| Task brief |
Make an exact copy of all the entries below, with the pictures left out.

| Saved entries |

*****

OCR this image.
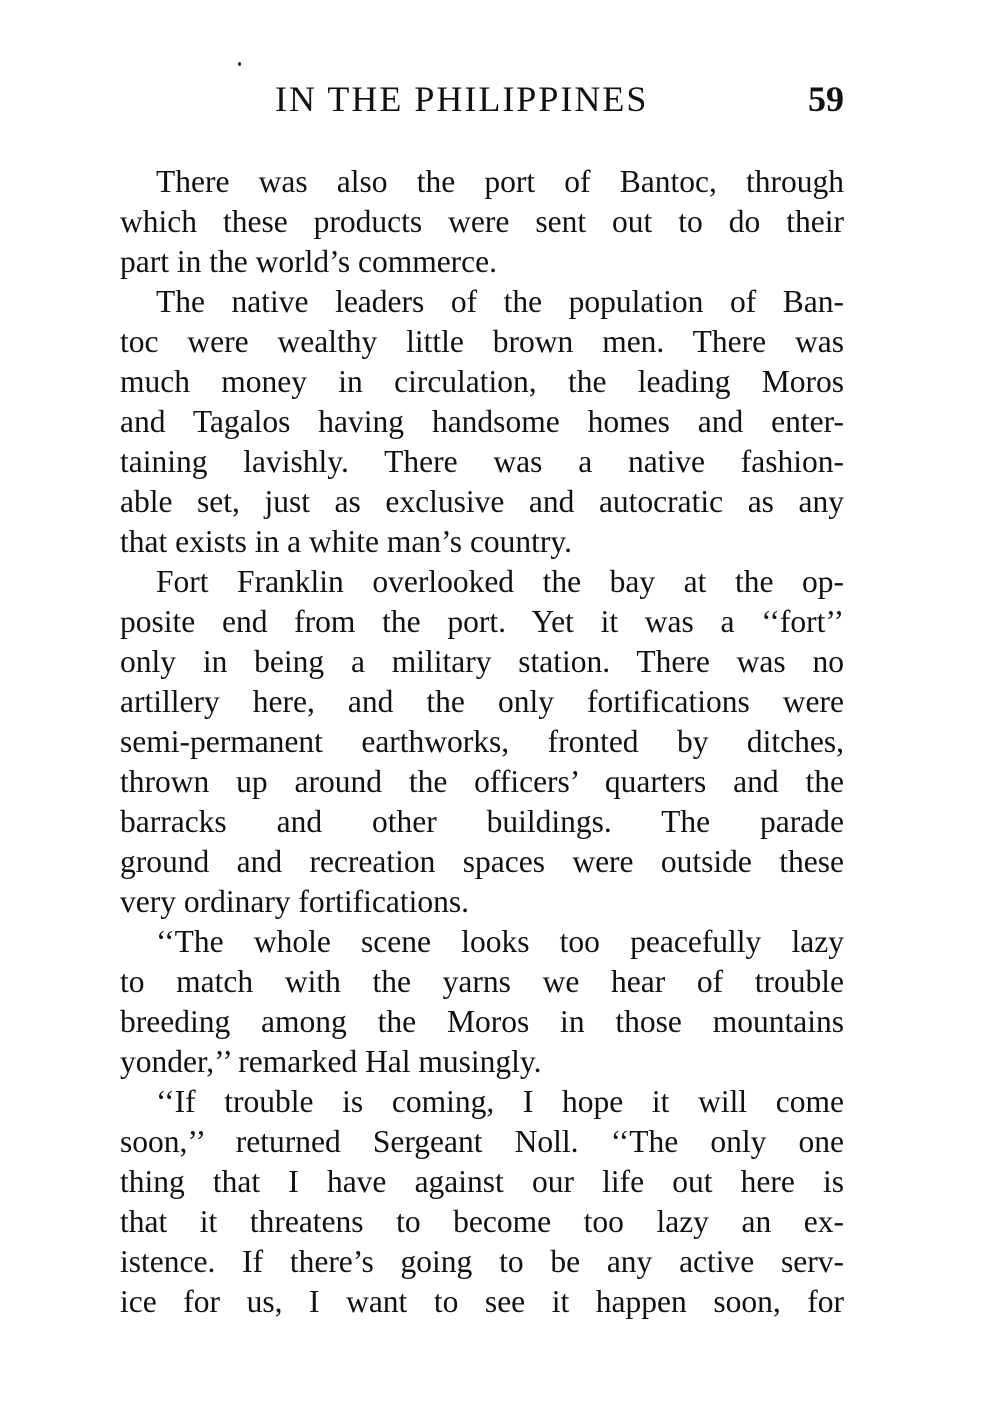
IN THE PHILIPPINES	59
There was also the port of Bantoc, through
which these products were sent out to do their
part in the world’s commerce.
The native leaders of the population of Ban-
toc were wealthy little brown men. There was
much money in circulation, the leading Moros
and Tagalos having handsome homes and enter-
taining lavishly. There was a native fashion-
able set, just as exclusive and autocratic as any
that exists in a white man’s country.
Fort Franklin overlooked the bay at the op-
posite end from the port. Yet it was a ‘‘fort’’
only in being a military station. There was no
artillery here, and the only fortifications were
semi-permanent earthworks, fronted by ditches,
thrown up around the officers’ quarters and the
barracks and other buildings. The parade
ground and recreation spaces were outside these
very ordinary fortifications.
‘‘The whole scene looks too peacefully lazy
to match with the yarns we hear of trouble
breeding among the Moros in those mountains
yonder,’’ remarked Hal musingly.
‘‘If trouble is coming, I hope it will come
soon,’’ returned Sergeant Noll. ‘‘The only one
thing that I have against our life out here is
that it threatens to become too lazy an ex-
istence. If there’s going to be any active serv-
ice for us, I want to see it happen soon, for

*****

| Final answer |
OCR this image.
IN THE PHILIPPINES	59
There was also the port of Bantoc, through
which these products were sent out to do their
part in the world’s commerce.
The native leaders of the population of Ban-
toc were wealthy little brown men. There was
much money in circulation, the leading Moros
and Tagalos having handsome homes and enter-
taining lavishly. There was a native fashion-
able set, just as exclusive and autocratic as any
that exists in a white man’s country.
Fort Franklin overlooked the bay at the op-
posite end from the port. Yet it was a ‘‘fort’’
only in being a military station. There was no
artillery here, and the only fortifications were
semi-permanent earthworks, fronted by ditches,
thrown up around the officers’ quarters and the
barracks and other buildings. The parade
ground and recreation spaces were outside these
very ordinary fortifications.
‘‘The whole scene looks too peacefully lazy
to match with the yarns we hear of trouble
breeding among the Moros in those mountains
yonder,’’ remarked Hal musingly.
‘‘If trouble is coming, I hope it will come
soon,’’ returned Sergeant Noll. ‘‘The only one
thing that I have against our life out here is
that it threatens to become too lazy an ex-
istence. If there’s going to be any active serv-
ice for us, I want to see it happen soon, for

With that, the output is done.